Analar'a kıymayın efendiler

Koşuyor altı yaşında bir oğlan,
Uçurtması geçiyor ağaçlardan,
Siz de böyle koşmuştunuz bir zaman
Çocuklara kıymayın efendiler"

Alıntı: Nazım Hikmet Ran





18 Haziran 2013 Salı

Vurarak-kırarak değil, durarak !


Gezi eylemleri ilk olarak birkaç genç tarafından başlatılmıştı. Bu gençler, parkın içine çadır kurup kitap okuyarak eylemlerini, barışçıl bir şekilde sürdürüyorlardı. Polis'in sabah ezanında parkı basıp gençleri darp etmesi ve çadırlarını yakması toplumda bir duyarlılık oluşturdu. Sonrasında ise bu direnişe destek olmak ve o gençleri yalnız bırakmamak için yüz binlerce insan Gezi Parkı'na akın etti. 

İnsanlar o parkı şenlik alanına dönüştürdüler, egemenler şaşırmışlardı, ne yapacaklarını bilemez halde bu topluluğu analiz etmeye başladılar. Bu eylemciler, herhangi bir partinin yandaşları değil, yirmili yaşlarında olan ve daha önce hiçbir eyleme katılmamış insanlardı; bir liderleri yoktu; protestoları, orantısız zeka-mizah ve ironi kokuyordu; uğruna mücadele ettikleri şey ise daha önce Türkiye siyasetinde yer bulamamış olan doğa sevgisiydi ve bu, demokratik-barışçıl eylemler toplumun çoğunluğu tarafından haklı bulunuyordu. Rüzgar'ı tersine çevirip bu eylemlerin seyrini değiştirmek için o grup, provake edilmeliydi.
◆ ◆ ◆ ◆ ◆
Amaç A: Gezi eylemleri metnine göre bu eylemleri ilk olarak kimler başlatmıştı?
Metin ile satırlar arasında herhangi bir bağlantı yoktur.
◆ ◆ ◆ ◆ ◆
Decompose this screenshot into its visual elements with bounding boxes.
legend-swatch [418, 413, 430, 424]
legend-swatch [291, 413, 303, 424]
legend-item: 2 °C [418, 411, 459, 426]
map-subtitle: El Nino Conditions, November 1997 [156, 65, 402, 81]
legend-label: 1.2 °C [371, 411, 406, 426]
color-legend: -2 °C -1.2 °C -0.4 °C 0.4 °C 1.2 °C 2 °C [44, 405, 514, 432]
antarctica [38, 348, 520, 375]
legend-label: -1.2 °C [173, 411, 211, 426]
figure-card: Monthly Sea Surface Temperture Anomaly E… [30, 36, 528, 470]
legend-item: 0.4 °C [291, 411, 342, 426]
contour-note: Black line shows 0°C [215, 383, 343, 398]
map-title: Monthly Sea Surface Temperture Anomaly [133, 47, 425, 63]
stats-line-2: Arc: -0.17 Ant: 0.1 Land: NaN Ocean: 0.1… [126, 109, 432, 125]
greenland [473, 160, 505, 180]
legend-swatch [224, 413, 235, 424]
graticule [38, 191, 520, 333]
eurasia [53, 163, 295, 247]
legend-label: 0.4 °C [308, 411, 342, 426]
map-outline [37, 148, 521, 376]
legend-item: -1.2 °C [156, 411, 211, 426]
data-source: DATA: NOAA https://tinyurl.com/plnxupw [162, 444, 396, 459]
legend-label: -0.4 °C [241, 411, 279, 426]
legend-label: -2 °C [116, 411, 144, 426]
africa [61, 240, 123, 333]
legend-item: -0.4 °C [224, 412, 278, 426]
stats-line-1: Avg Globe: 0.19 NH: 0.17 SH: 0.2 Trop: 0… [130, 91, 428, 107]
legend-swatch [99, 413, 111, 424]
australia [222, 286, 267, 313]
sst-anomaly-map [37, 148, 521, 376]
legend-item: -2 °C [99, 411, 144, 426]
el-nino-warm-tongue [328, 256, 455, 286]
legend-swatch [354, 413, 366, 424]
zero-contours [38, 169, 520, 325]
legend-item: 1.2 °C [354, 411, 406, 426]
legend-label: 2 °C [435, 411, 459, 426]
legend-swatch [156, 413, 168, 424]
◆ ◆ ◆ ◆ ◆
Amaç B: İçinde "Temperture" dizesi geçen satırların tümünü ayıklayıp olduğu gibi kopyalayın. Büyük ve küçük harf farkı dikkate alınmalıdır.

Örnek cevap A: Gezi eylemleri ilk olarak birkaç genç tarafından başlatılmıştı.

Örnek cevap B:
figure-card: Monthly Sea Surface Temperture Anomaly E… [30, 36, 528, 470]
map-title: Monthly Sea Surface Temperture Anomaly [133, 47, 425, 63]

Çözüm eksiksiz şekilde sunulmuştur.